==== Material
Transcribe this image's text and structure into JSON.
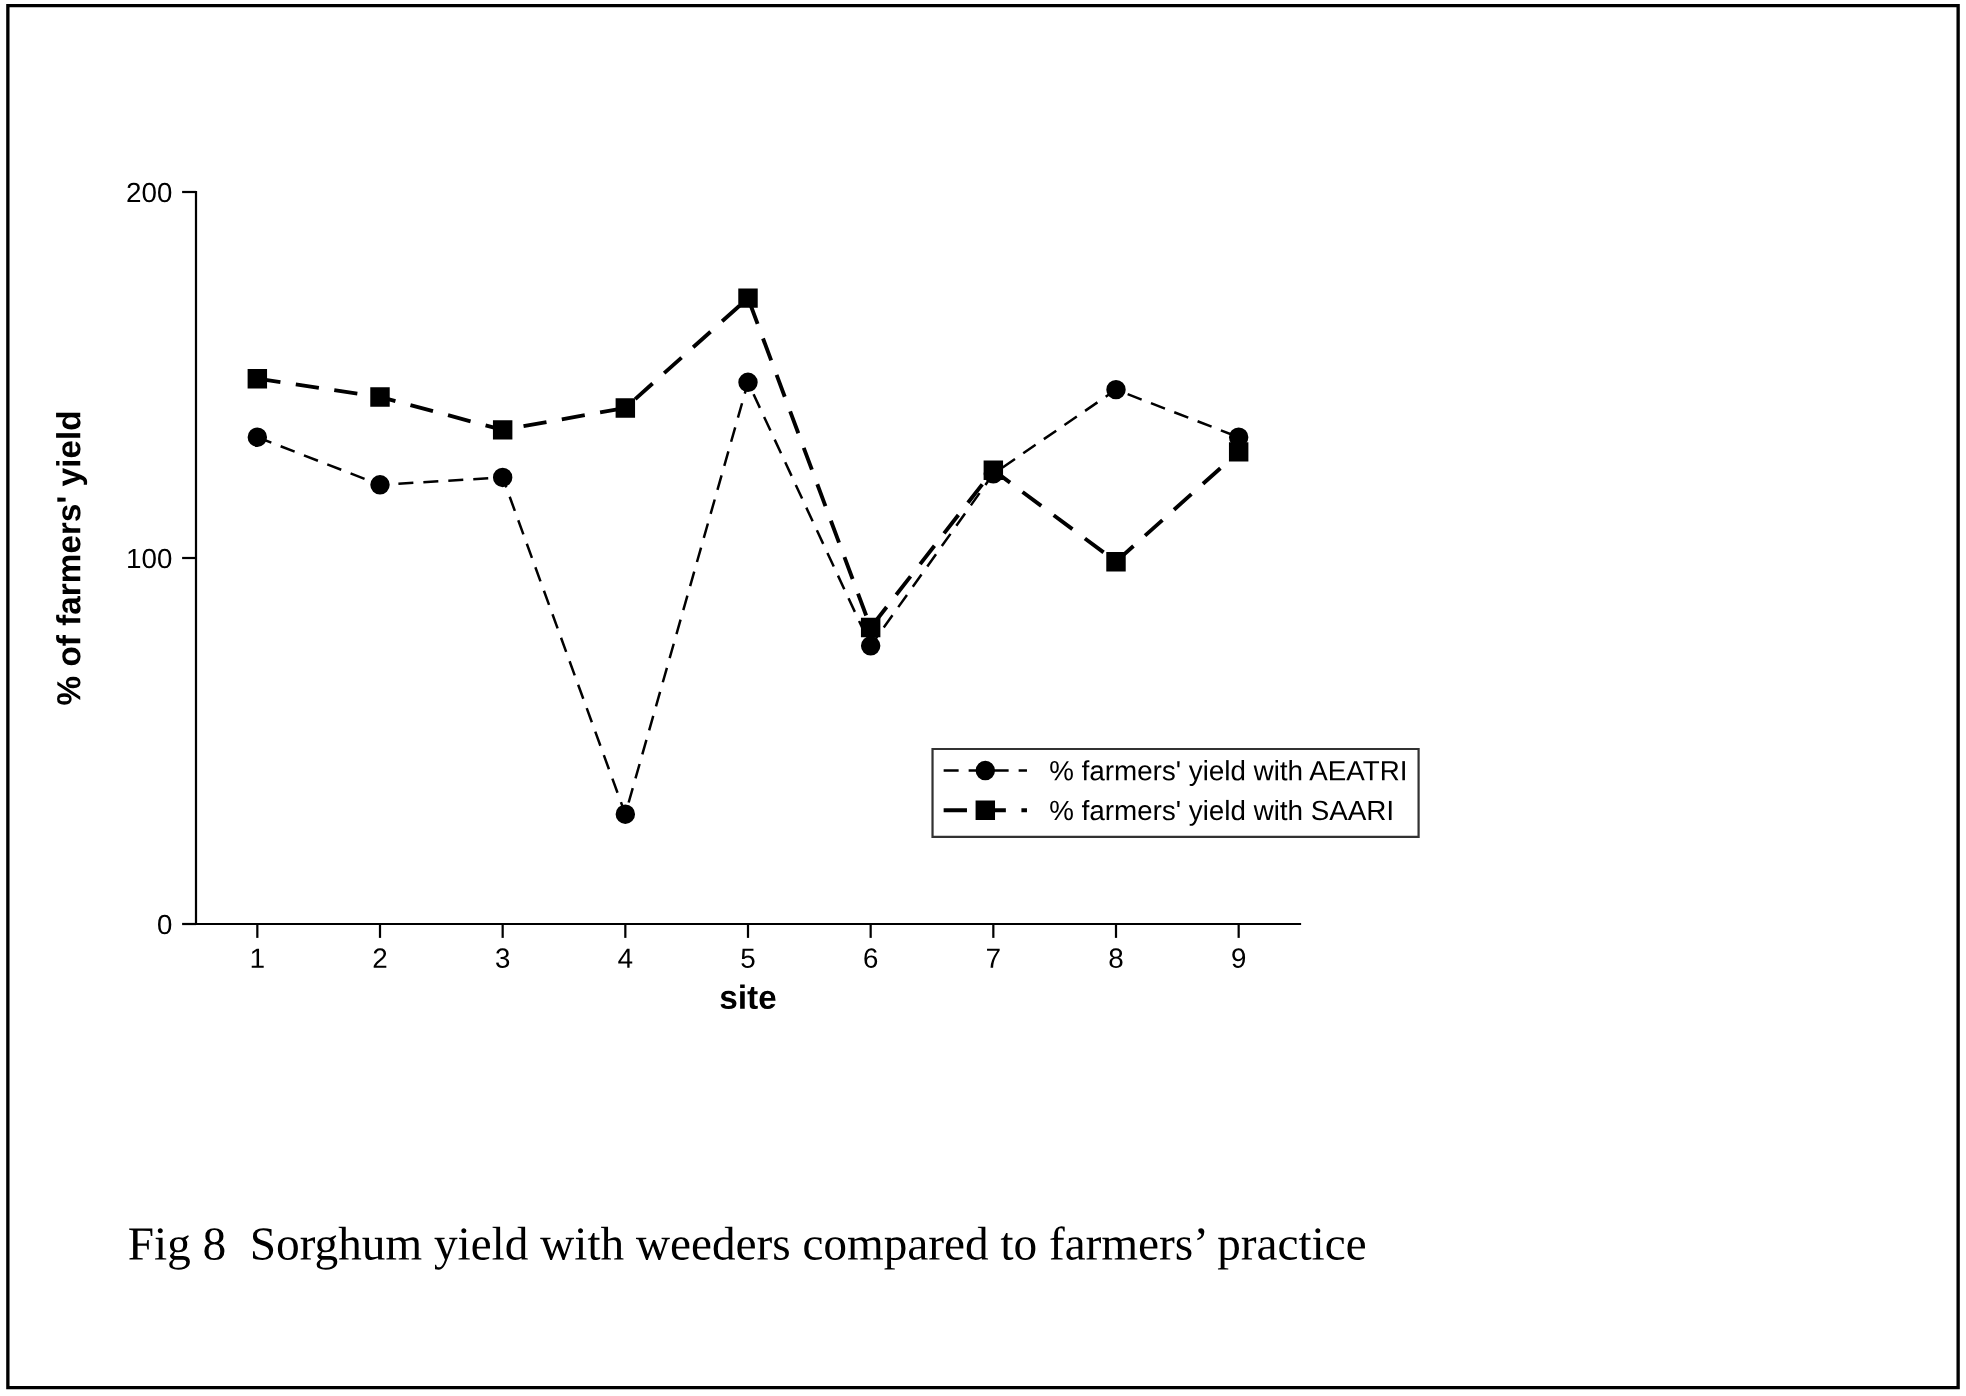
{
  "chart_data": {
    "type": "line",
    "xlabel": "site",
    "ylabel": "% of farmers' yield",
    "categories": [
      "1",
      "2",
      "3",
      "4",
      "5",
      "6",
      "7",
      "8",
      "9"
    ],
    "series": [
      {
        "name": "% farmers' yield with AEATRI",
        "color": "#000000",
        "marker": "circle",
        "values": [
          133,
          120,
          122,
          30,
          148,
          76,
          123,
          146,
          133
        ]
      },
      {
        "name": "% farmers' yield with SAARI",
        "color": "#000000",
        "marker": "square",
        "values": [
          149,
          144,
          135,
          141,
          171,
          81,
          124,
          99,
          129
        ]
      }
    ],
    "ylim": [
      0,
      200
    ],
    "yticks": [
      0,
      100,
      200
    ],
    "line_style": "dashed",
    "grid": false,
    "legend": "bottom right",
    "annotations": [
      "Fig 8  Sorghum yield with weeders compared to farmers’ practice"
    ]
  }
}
========
**Prompt:**
What is the number of lines that contain "yield"? Reply with that number alone.

**Result for this exercise:**
4